» **What is being asked**
Each entry below is to be transcribed exactly.

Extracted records

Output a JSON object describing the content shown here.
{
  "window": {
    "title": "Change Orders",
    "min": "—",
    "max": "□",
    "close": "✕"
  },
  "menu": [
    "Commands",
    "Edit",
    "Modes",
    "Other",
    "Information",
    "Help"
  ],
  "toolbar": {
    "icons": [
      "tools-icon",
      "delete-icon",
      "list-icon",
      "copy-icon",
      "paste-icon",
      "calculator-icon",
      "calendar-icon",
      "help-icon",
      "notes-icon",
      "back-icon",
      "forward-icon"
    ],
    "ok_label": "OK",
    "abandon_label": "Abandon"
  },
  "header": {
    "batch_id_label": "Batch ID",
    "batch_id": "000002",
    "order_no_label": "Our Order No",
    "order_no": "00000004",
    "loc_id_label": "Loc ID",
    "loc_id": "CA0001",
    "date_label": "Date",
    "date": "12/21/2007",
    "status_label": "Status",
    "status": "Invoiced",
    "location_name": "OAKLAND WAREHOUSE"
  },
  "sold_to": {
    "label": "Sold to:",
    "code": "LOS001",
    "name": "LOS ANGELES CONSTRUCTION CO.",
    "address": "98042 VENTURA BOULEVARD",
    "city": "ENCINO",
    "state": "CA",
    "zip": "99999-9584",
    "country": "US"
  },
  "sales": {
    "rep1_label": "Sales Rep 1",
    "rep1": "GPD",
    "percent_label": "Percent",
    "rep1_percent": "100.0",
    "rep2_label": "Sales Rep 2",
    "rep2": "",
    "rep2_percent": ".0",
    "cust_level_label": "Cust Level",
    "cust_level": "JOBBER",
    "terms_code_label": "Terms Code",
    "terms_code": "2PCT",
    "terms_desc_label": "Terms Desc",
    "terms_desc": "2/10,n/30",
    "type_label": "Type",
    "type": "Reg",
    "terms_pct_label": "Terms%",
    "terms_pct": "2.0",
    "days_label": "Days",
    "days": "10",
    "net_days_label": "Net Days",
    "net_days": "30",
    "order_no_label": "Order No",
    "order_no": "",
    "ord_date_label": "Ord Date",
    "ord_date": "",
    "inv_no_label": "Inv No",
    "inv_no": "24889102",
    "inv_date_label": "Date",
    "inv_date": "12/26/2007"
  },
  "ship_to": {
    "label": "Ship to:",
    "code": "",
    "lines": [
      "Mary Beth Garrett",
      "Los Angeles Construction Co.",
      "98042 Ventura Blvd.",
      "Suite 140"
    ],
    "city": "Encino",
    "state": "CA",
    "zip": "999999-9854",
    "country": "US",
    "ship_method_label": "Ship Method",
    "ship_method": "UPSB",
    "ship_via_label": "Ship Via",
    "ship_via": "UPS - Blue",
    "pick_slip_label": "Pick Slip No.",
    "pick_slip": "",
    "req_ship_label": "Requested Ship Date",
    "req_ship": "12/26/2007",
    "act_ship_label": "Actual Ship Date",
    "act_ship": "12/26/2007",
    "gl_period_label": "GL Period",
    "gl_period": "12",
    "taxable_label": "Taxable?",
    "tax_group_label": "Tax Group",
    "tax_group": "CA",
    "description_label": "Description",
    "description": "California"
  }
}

» **Response**
Output a JSON object describing the content shown here.
{
  "window": {
    "title": "Change Orders",
    "min": "—",
    "max": "□",
    "close": "✕"
  },
  "menu": [
    "Commands",
    "Edit",
    "Modes",
    "Other",
    "Information",
    "Help"
  ],
  "toolbar": {
    "icons": [
      "tools-icon",
      "delete-icon",
      "list-icon",
      "copy-icon",
      "paste-icon",
      "calculator-icon",
      "calendar-icon",
      "help-icon",
      "notes-icon",
      "back-icon",
      "forward-icon"
    ],
    "ok_label": "OK",
    "abandon_label": "Abandon"
  },
  "header": {
    "batch_id_label": "Batch ID",
    "batch_id": "000002",
    "order_no_label": "Our Order No",
    "order_no": "00000004",
    "loc_id_label": "Loc ID",
    "loc_id": "CA0001",
    "date_label": "Date",
    "date": "12/21/2007",
    "status_label": "Status",
    "status": "Invoiced",
    "location_name": "OAKLAND WAREHOUSE"
  },
  "sold_to": {
    "label": "Sold to:",
    "code": "LOS001",
    "name": "LOS ANGELES CONSTRUCTION CO.",
    "address": "98042 VENTURA BOULEVARD",
    "city": "ENCINO",
    "state": "CA",
    "zip": "99999-9584",
    "country": "US"
  },
  "sales": {
    "rep1_label": "Sales Rep 1",
    "rep1": "GPD",
    "percent_label": "Percent",
    "rep1_percent": "100.0",
    "rep2_label": "Sales Rep 2",
    "rep2": "",
    "rep2_percent": ".0",
    "cust_level_label": "Cust Level",
    "cust_level": "JOBBER",
    "terms_code_label": "Terms Code",
    "terms_code": "2PCT",
    "terms_desc_label": "Terms Desc",
    "terms_desc": "2/10,n/30",
    "type_label": "Type",
    "type": "Reg",
    "terms_pct_label": "Terms%",
    "terms_pct": "2.0",
    "days_label": "Days",
    "days": "10",
    "net_days_label": "Net Days",
    "net_days": "30",
    "order_no_label": "Order No",
    "order_no": "",
    "ord_date_label": "Ord Date",
    "ord_date": "",
    "inv_no_label": "Inv No",
    "inv_no": "24889102",
    "inv_date_label": "Date",
    "inv_date": "12/26/2007"
  },
  "ship_to": {
    "label": "Ship to:",
    "code": "",
    "lines": [
      "Mary Beth Garrett",
      "Los Angeles Construction Co.",
      "98042 Ventura Blvd.",
      "Suite 140"
    ],
    "city": "Encino",
    "state": "CA",
    "zip": "999999-9854",
    "country": "US",
    "ship_method_label": "Ship Method",
    "ship_method": "UPSB",
    "ship_via_label": "Ship Via",
    "ship_via": "UPS - Blue",
    "pick_slip_label": "Pick Slip No.",
    "pick_slip": "",
    "req_ship_label": "Requested Ship Date",
    "req_ship": "12/26/2007",
    "act_ship_label": "Actual Ship Date",
    "act_ship": "12/26/2007",
    "gl_period_label": "GL Period",
    "gl_period": "12",
    "taxable_label": "Taxable?",
    "tax_group_label": "Tax Group",
    "tax_group": "CA",
    "description_label": "Description",
    "description": "California"
  }
}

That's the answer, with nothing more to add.